What you should do
Copy the listing below in full and skip every picture.

Recorded data
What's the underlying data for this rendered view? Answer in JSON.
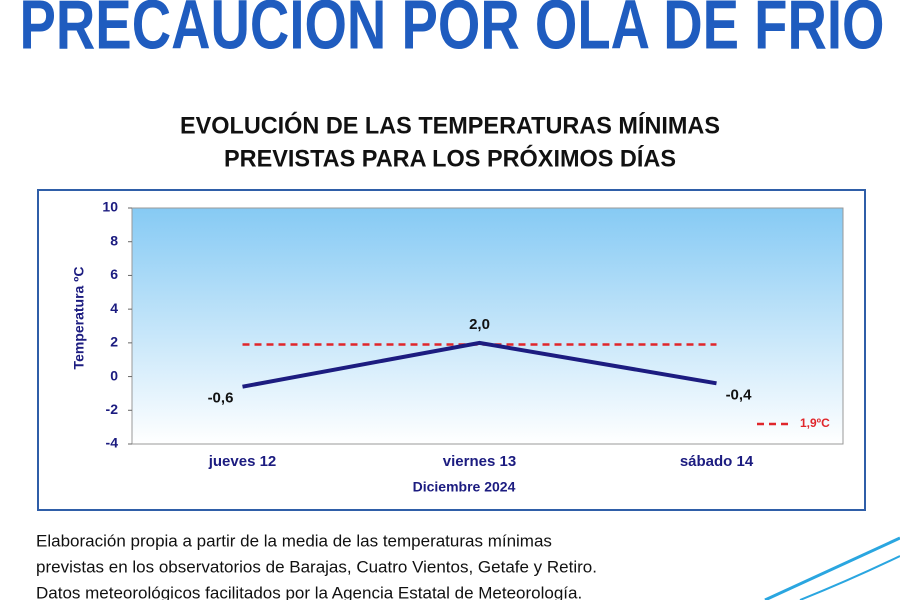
{
  "header": {
    "title": "PRECAUCIÓN POR OLA DE FRÍO"
  },
  "chart_data": {
    "type": "line",
    "title": [
      "EVOLUCIÓN DE LAS TEMPERATURAS MÍNIMAS",
      "PREVISTAS PARA LOS PRÓXIMOS DÍAS"
    ],
    "x_label": "Diciembre  2024",
    "y_label": "Temperatura ºC",
    "categories": [
      "jueves 12",
      "viernes 13",
      "sábado 14"
    ],
    "series": [
      {
        "color": "#1c1c80",
        "values": [
          -0.6,
          2.0,
          -0.4
        ],
        "value_labels": [
          "-0,6",
          "2,0",
          "-0,4"
        ]
      }
    ],
    "reference_line": {
      "value": 1.9,
      "label": "1,9ºC",
      "color": "#e0262b"
    },
    "ylim": [
      -4,
      10
    ],
    "yticks": [
      -4,
      -2,
      0,
      2,
      4,
      6,
      8,
      10
    ]
  },
  "footnote": [
    "Elaboración propia a partir de la media de las temperaturas mínimas",
    "previstas en los observatorios de Barajas, Cuatro Vientos, Getafe y Retiro.",
    "Datos meteorológicos facilitados por la Agencia Estatal de Meteorología."
  ]
}
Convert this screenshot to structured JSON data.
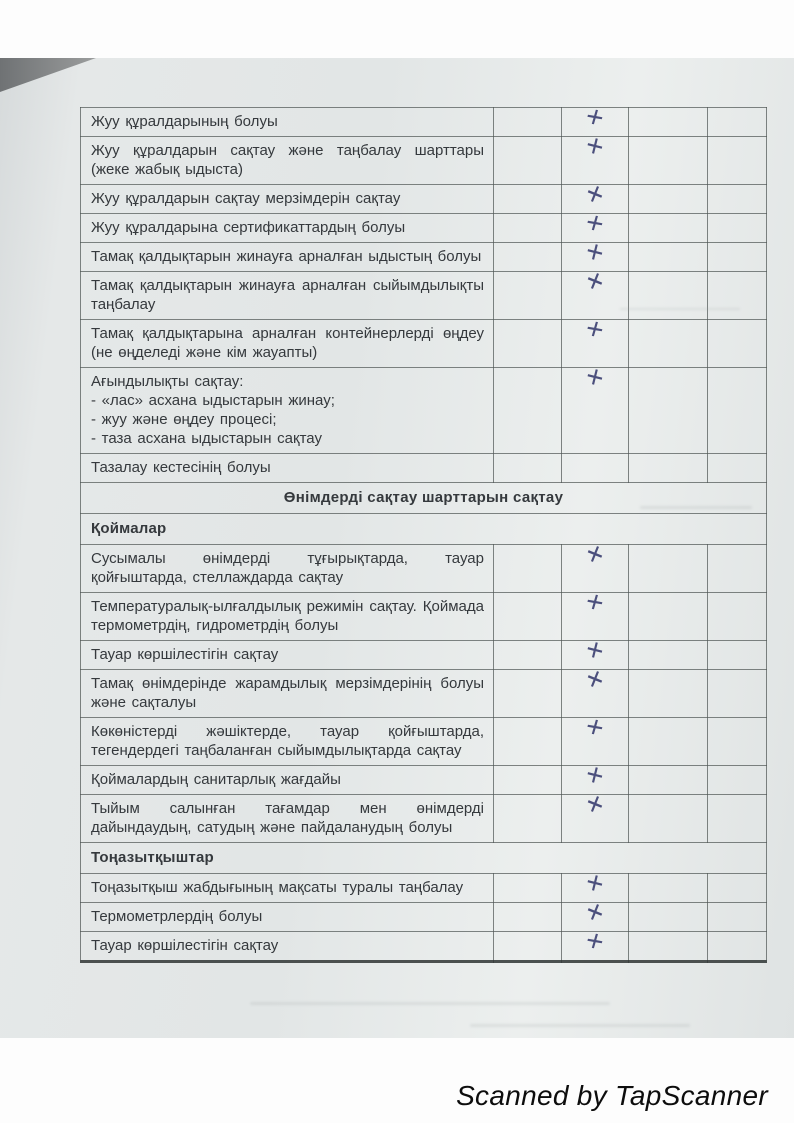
{
  "document": {
    "kind": "scanned-inspection-checklist",
    "watermark": "Scanned by TapScanner",
    "ink_color": "#4b4f7c",
    "paper_color": "#e4e7e6"
  },
  "checklist": {
    "mark_column": 1,
    "rows": [
      {
        "type": "item",
        "text": "Жуу құралдарының болуы",
        "mark": "+"
      },
      {
        "type": "item",
        "text": "Жуу құралдарын сақтау және таңбалау шарттары (жеке жабық ыдыста)",
        "mark": "+"
      },
      {
        "type": "item",
        "text": "Жуу құралдарын сақтау мерзімдерін сақтау",
        "mark": "+"
      },
      {
        "type": "item",
        "text": "Жуу құралдарына сертификаттардың болуы",
        "mark": "+"
      },
      {
        "type": "item",
        "text": "Тамақ қалдықтарын жинауға арналған ыдыстың болуы",
        "mark": "+"
      },
      {
        "type": "item",
        "text": "Тамақ қалдықтарын жинауға арналған сыйымдылықты таңбалау",
        "mark": "+"
      },
      {
        "type": "item",
        "text": "Тамақ қалдықтарына арналған контейнерлерді өңдеу (не өңделеді және кім жауапты)",
        "mark": "+"
      },
      {
        "type": "item",
        "lines": [
          "Ағындылықты сақтау:",
          "- «лас» асхана ыдыстарын жинау;",
          "- жуу және өңдеу процесі;",
          "- таза асхана ыдыстарын сақтау"
        ],
        "mark": "+"
      },
      {
        "type": "item",
        "text": "Тазалау кестесінің болуы",
        "mark": ""
      },
      {
        "type": "section",
        "text": "Өнімдерді сақтау шарттарын сақтау"
      },
      {
        "type": "subheader",
        "text": "Қоймалар"
      },
      {
        "type": "item",
        "text": "Сусымалы өнімдерді тұғырықтарда, тауар қойғыштарда, стеллаждарда сақтау",
        "mark": "+"
      },
      {
        "type": "item",
        "text": "Температуралық-ылғалдылық режимін сақтау. Қоймада термометрдің, гидрометрдің болуы",
        "mark": "+"
      },
      {
        "type": "item",
        "text": "Тауар көршілестігін сақтау",
        "mark": "+"
      },
      {
        "type": "item",
        "text": "Тамақ өнімдерінде жарамдылық мерзімдерінің болуы және сақталуы",
        "mark": "+"
      },
      {
        "type": "item",
        "text": "Көкөністерді жәшіктерде, тауар қойғыштарда, тегендердегі таңбаланған сыйымдылықтарда сақтау",
        "mark": "+"
      },
      {
        "type": "item",
        "text": "Қоймалардың санитарлық жағдайы",
        "mark": "+"
      },
      {
        "type": "item",
        "text": "Тыйым салынған тағамдар мен өнімдерді дайындаудың, сатудың және пайдаланудың болуы",
        "mark": "+"
      },
      {
        "type": "subheader",
        "text": "Тоңазытқыштар"
      },
      {
        "type": "item",
        "text": "Тоңазытқыш жабдығының мақсаты туралы таңбалау",
        "mark": "+"
      },
      {
        "type": "item",
        "text": "Термометрлердің болуы",
        "mark": "+"
      },
      {
        "type": "item",
        "text": "Тауар көршілестігін сақтау",
        "mark": "+"
      }
    ]
  }
}
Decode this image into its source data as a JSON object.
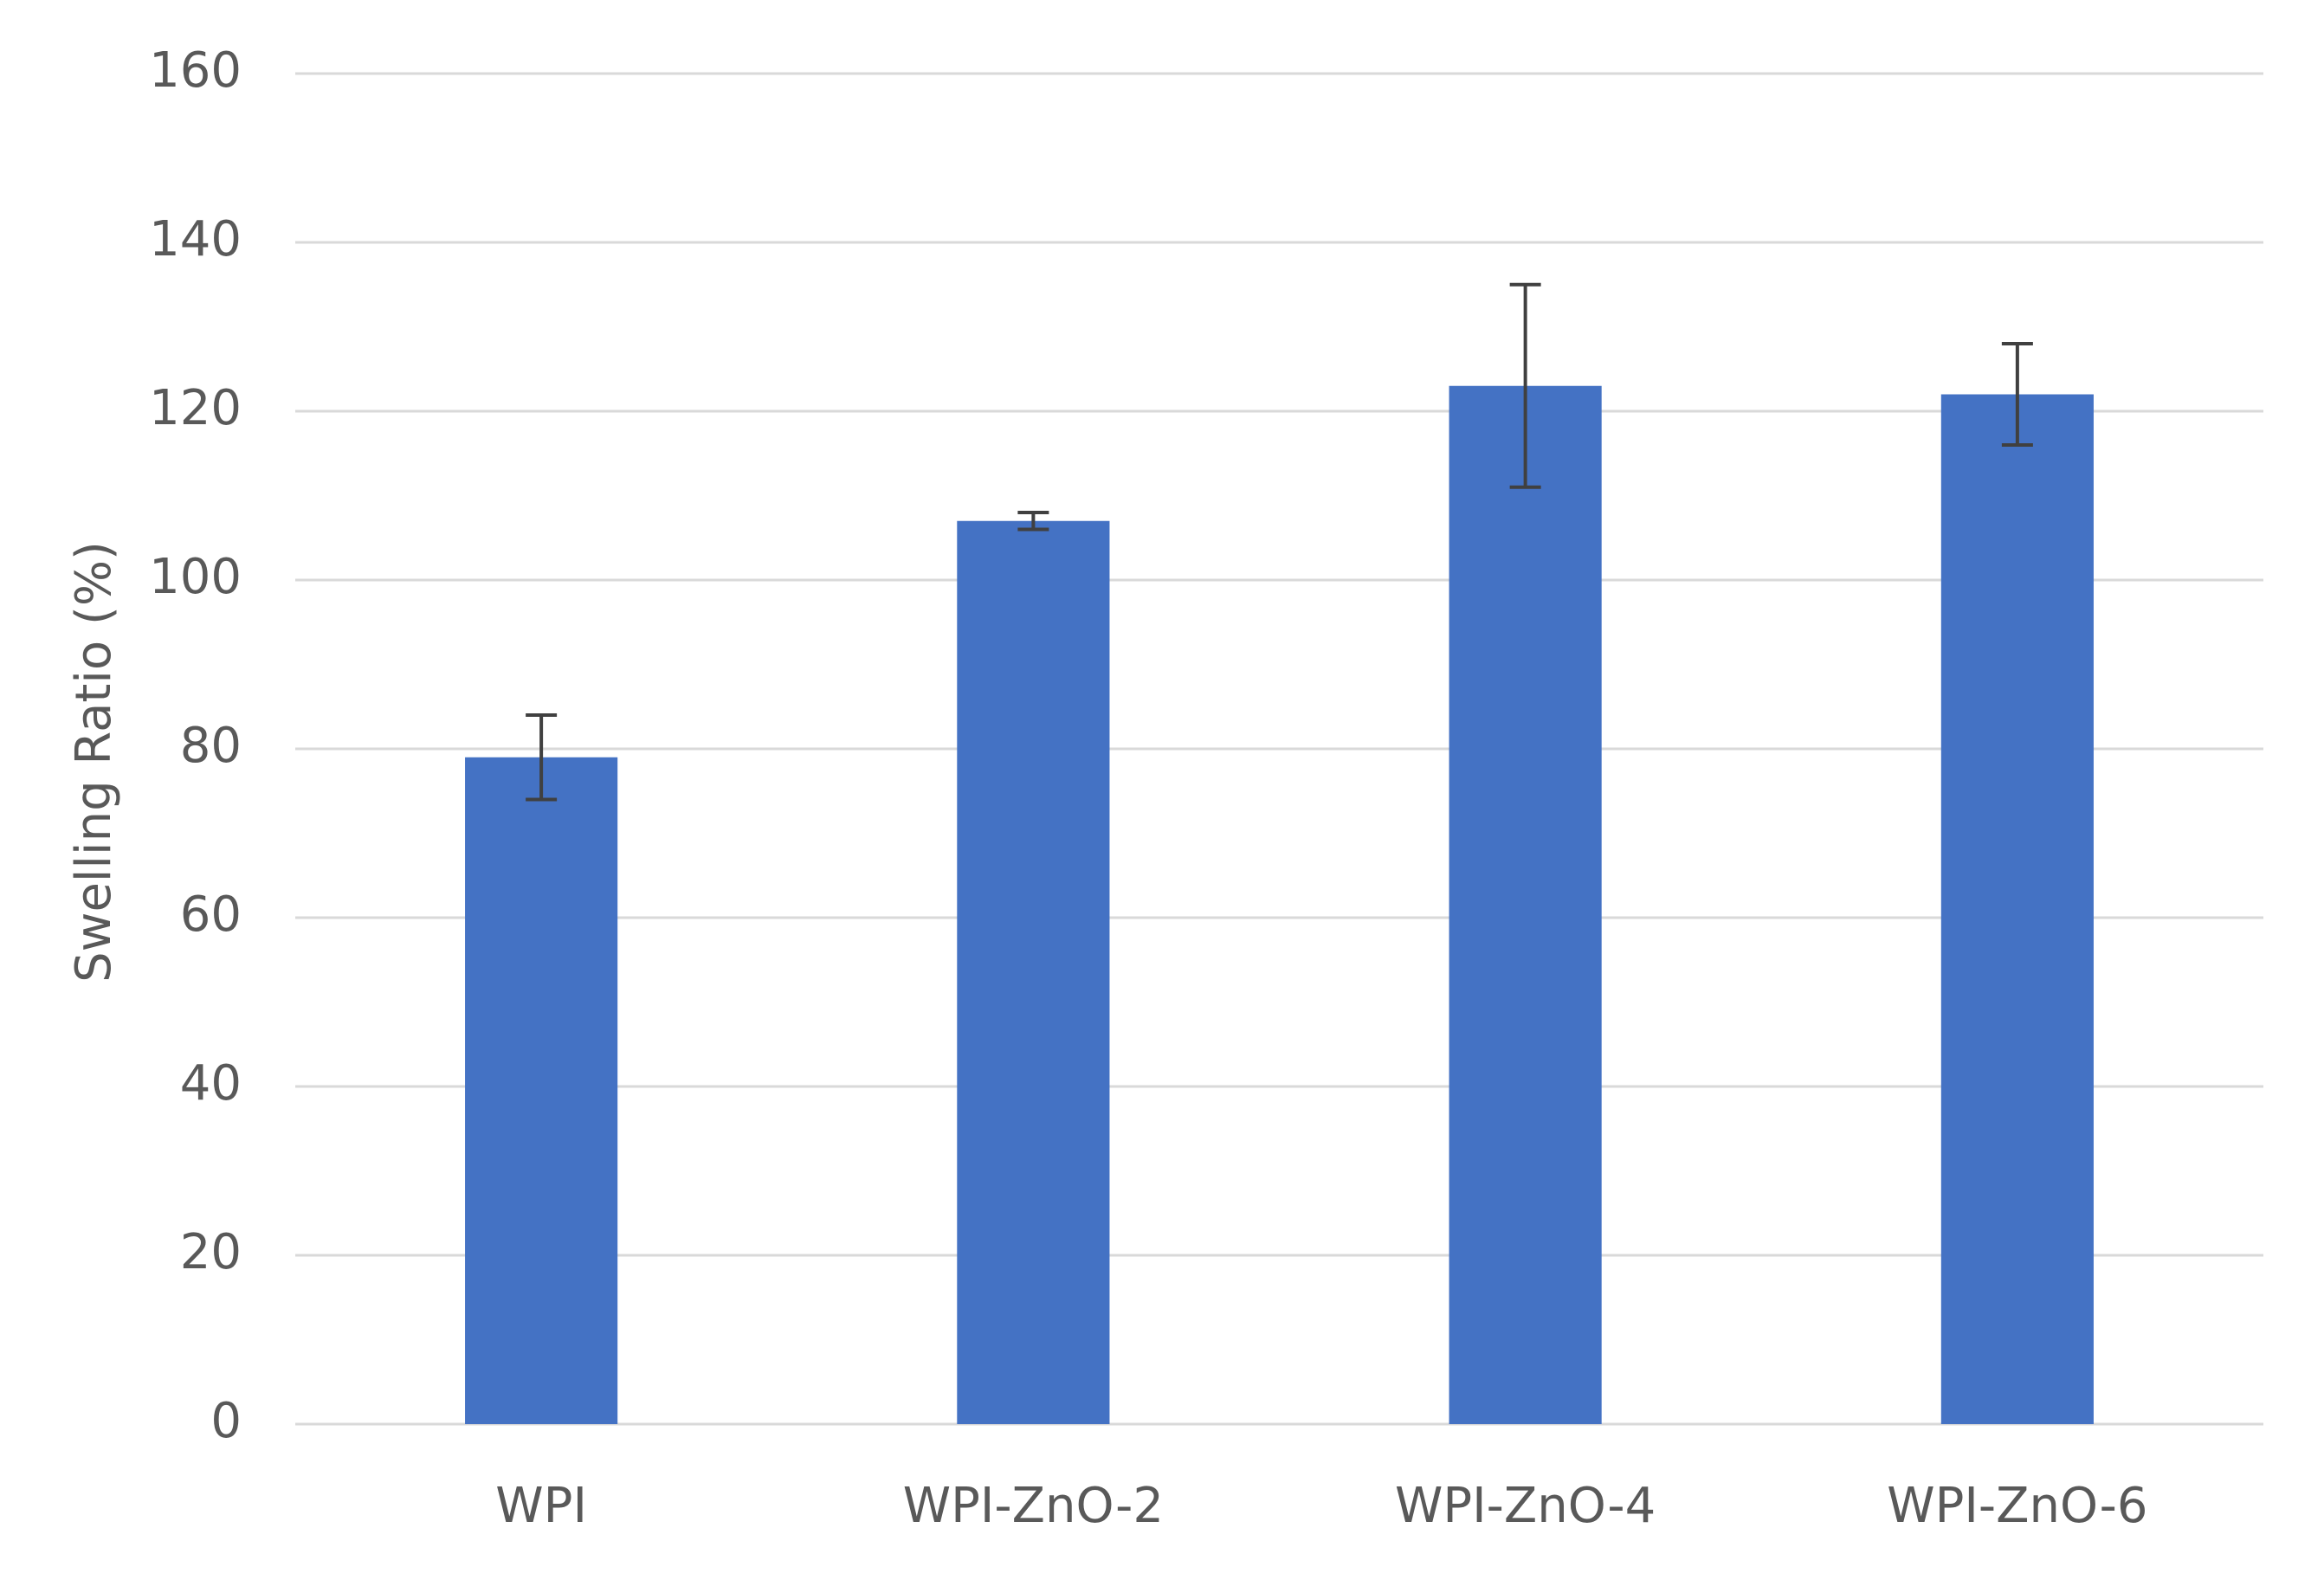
{
  "chart_data": {
    "type": "bar",
    "y_label": "Swelling Ratio (%)",
    "categories": [
      "WPI",
      "WPI-ZnO-2",
      "WPI-ZnO-4",
      "WPI-ZnO-6"
    ],
    "values": [
      79,
      107,
      123,
      122
    ],
    "errors": [
      5,
      1,
      12,
      6
    ],
    "color": "#4472c4",
    "error_color": "#404040",
    "ylim": [
      0,
      160
    ],
    "yticks": [
      0,
      20,
      40,
      60,
      80,
      100,
      120,
      140,
      160
    ],
    "grid": true
  }
}
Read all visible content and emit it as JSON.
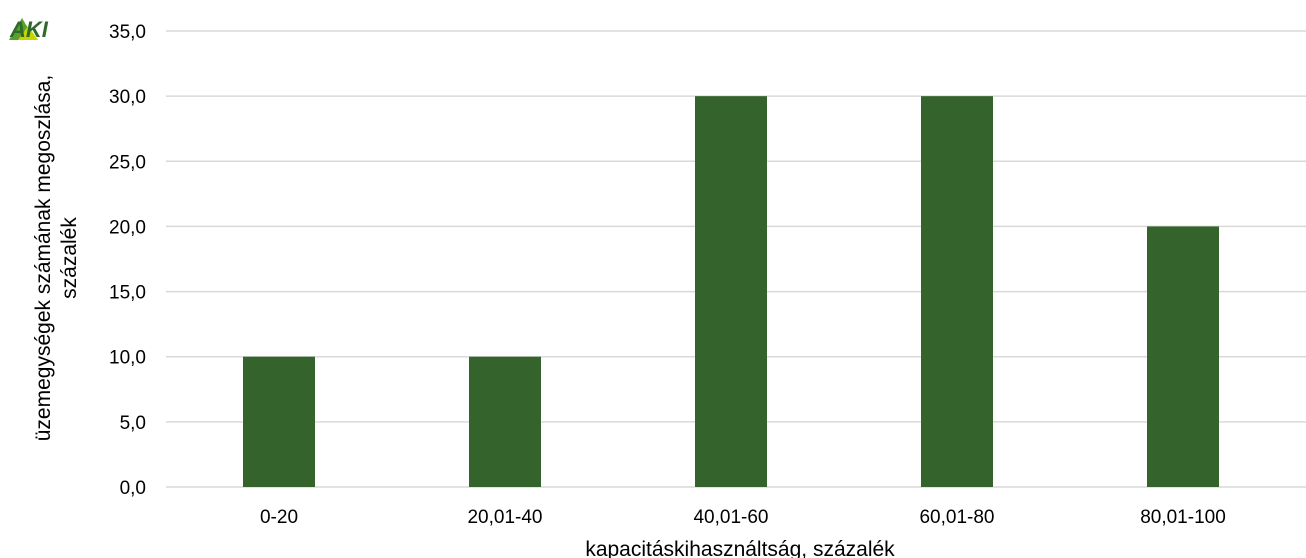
{
  "logo": {
    "text": "AKI",
    "colors": [
      "#5aa02c",
      "#c8d400",
      "#2e6b2a"
    ]
  },
  "chart_data": {
    "type": "bar",
    "categories": [
      "0-20",
      "20,01-40",
      "40,01-60",
      "60,01-80",
      "80,01-100"
    ],
    "values": [
      10,
      10,
      30,
      30,
      20
    ],
    "ylabel_lines": [
      "üzemegységek számának megoszlása,",
      "százalék"
    ],
    "xlabel": "kapacitáskihasználtság, százalék",
    "ylim": [
      0,
      35
    ],
    "yticks": [
      "0,0",
      "5,0",
      "10,0",
      "15,0",
      "20,0",
      "25,0",
      "30,0",
      "35,0"
    ],
    "grid": true,
    "bar_color": "#35632c",
    "grid_color": "#d9d9d9"
  }
}
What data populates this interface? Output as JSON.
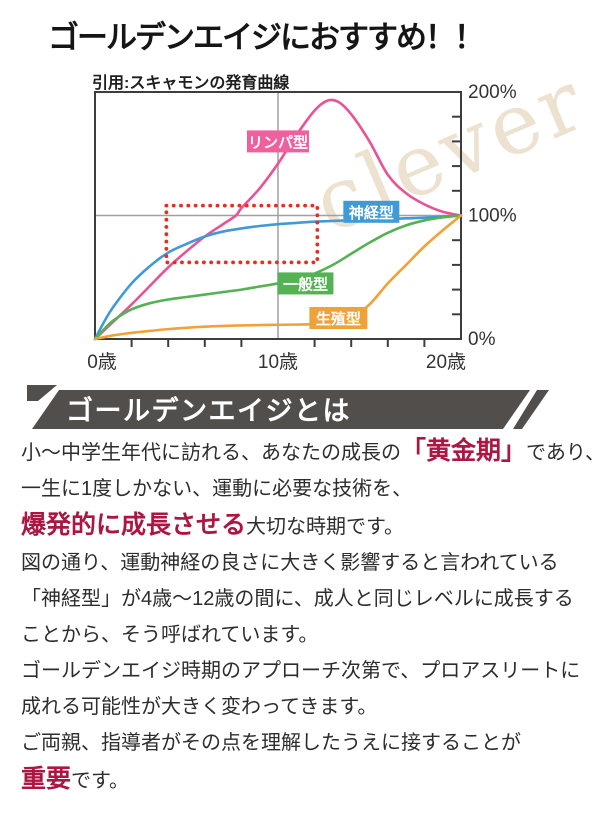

Answer to this exercise
What's the underlying data for this rendered view? Answer in JSON.
{
  "header": {
    "title": "PRECAUCIÓN POR OLA DE FRÍO"
  },
  "chart_data": {
    "type": "line",
    "title": [
      "EVOLUCIÓN DE LAS TEMPERATURAS MÍNIMAS",
      "PREVISTAS PARA LOS PRÓXIMOS DÍAS"
    ],
    "x_label": "Diciembre  2024",
    "y_label": "Temperatura ºC",
    "categories": [
      "jueves 12",
      "viernes 13",
      "sábado 14"
    ],
    "series": [
      {
        "color": "#1c1c80",
        "values": [
          -0.6,
          2.0,
          -0.4
        ],
        "value_labels": [
          "-0,6",
          "2,0",
          "-0,4"
        ]
      }
    ],
    "reference_line": {
      "value": 1.9,
      "label": "1,9ºC",
      "color": "#e0262b"
    },
    "ylim": [
      -4,
      10
    ],
    "yticks": [
      -4,
      -2,
      0,
      2,
      4,
      6,
      8,
      10
    ]
  },
  "footnote": [
    "Elaboración propia a partir de la media de las temperaturas mínimas",
    "previstas en los observatorios de Barajas, Cuatro Vientos, Getafe y Retiro.",
    "Datos meteorológicos facilitados por la Agencia Estatal de Meteorología."
  ]
}
Convert this screenshot to structured JSON data.
{
  "document": {
    "kind": "scanned-inspection-checklist",
    "watermark": "Scanned by TapScanner",
    "ink_color": "#4b4f7c",
    "paper_color": "#e4e7e6"
  },
  "checklist": {
    "mark_column": 1,
    "rows": [
      {
        "type": "item",
        "text": "Жуу құралдарының болуы",
        "mark": "+"
      },
      {
        "type": "item",
        "text": "Жуу құралдарын сақтау және таңбалау шарттары (жеке жабық ыдыста)",
        "mark": "+"
      },
      {
        "type": "item",
        "text": "Жуу құралдарын сақтау мерзімдерін сақтау",
        "mark": "+"
      },
      {
        "type": "item",
        "text": "Жуу құралдарына сертификаттардың болуы",
        "mark": "+"
      },
      {
        "type": "item",
        "text": "Тамақ қалдықтарын жинауға арналған ыдыстың болуы",
        "mark": "+"
      },
      {
        "type": "item",
        "text": "Тамақ қалдықтарын жинауға арналған сыйымдылықты таңбалау",
        "mark": "+"
      },
      {
        "type": "item",
        "text": "Тамақ қалдықтарына арналған контейнерлерді өңдеу (не өңделеді және кім жауапты)",
        "mark": "+"
      },
      {
        "type": "item",
        "lines": [
          "Ағындылықты сақтау:",
          "- «лас» асхана ыдыстарын жинау;",
          "- жуу және өңдеу процесі;",
          "- таза асхана ыдыстарын сақтау"
        ],
        "mark": "+"
      },
      {
        "type": "item",
        "text": "Тазалау кестесінің болуы",
        "mark": ""
      },
      {
        "type": "section",
        "text": "Өнімдерді сақтау шарттарын сақтау"
      },
      {
        "type": "subheader",
        "text": "Қоймалар"
      },
      {
        "type": "item",
        "text": "Сусымалы өнімдерді тұғырықтарда, тауар қойғыштарда, стеллаждарда сақтау",
        "mark": "+"
      },
      {
        "type": "item",
        "text": "Температуралық-ылғалдылық режимін сақтау. Қоймада термометрдің, гидрометрдің болуы",
        "mark": "+"
      },
      {
        "type": "item",
        "text": "Тауар көршілестігін сақтау",
        "mark": "+"
      },
      {
        "type": "item",
        "text": "Тамақ өнімдерінде жарамдылық мерзімдерінің болуы және сақталуы",
        "mark": "+"
      },
      {
        "type": "item",
        "text": "Көкөністерді жәшіктерде, тауар қойғыштарда, тегендердегі таңбаланған сыйымдылықтарда сақтау",
        "mark": "+"
      },
      {
        "type": "item",
        "text": "Қоймалардың санитарлық жағдайы",
        "mark": "+"
      },
      {
        "type": "item",
        "text": "Тыйым салынған тағамдар мен өнімдерді дайындаудың, сатудың және пайдаланудың болуы",
        "mark": "+"
      },
      {
        "type": "subheader",
        "text": "Тоңазытқыштар"
      },
      {
        "type": "item",
        "text": "Тоңазытқыш жабдығының мақсаты туралы таңбалау",
        "mark": "+"
      },
      {
        "type": "item",
        "text": "Термометрлердің болуы",
        "mark": "+"
      },
      {
        "type": "item",
        "text": "Тауар көршілестігін сақтау",
        "mark": "+"
      }
    ]
  }
}
Decode this image into its source data as a JSON object.
{
  "chart_data": {
    "type": "bar",
    "y_label": "Swelling Ratio (%)",
    "categories": [
      "WPI",
      "WPI-ZnO-2",
      "WPI-ZnO-4",
      "WPI-ZnO-6"
    ],
    "values": [
      79,
      107,
      123,
      122
    ],
    "errors": [
      5,
      1,
      12,
      6
    ],
    "color": "#4472c4",
    "error_color": "#404040",
    "ylim": [
      0,
      160
    ],
    "yticks": [
      0,
      20,
      40,
      60,
      80,
      100,
      120,
      140,
      160
    ],
    "grid": true
  }
}
Read all visible content and emit it as JSON.
{
  "logo": {
    "text": "AKI",
    "colors": [
      "#5aa02c",
      "#c8d400",
      "#2e6b2a"
    ]
  },
  "chart_data": {
    "type": "bar",
    "categories": [
      "0-20",
      "20,01-40",
      "40,01-60",
      "60,01-80",
      "80,01-100"
    ],
    "values": [
      10,
      10,
      30,
      30,
      20
    ],
    "ylabel_lines": [
      "üzemegységek számának megoszlása,",
      "százalék"
    ],
    "xlabel": "kapacitáskihasználtság, százalék",
    "ylim": [
      0,
      35
    ],
    "yticks": [
      "0,0",
      "5,0",
      "10,0",
      "15,0",
      "20,0",
      "25,0",
      "30,0",
      "35,0"
    ],
    "grid": true,
    "bar_color": "#35632c",
    "grid_color": "#d9d9d9"
  }
}
What data populates this interface? Output as JSON.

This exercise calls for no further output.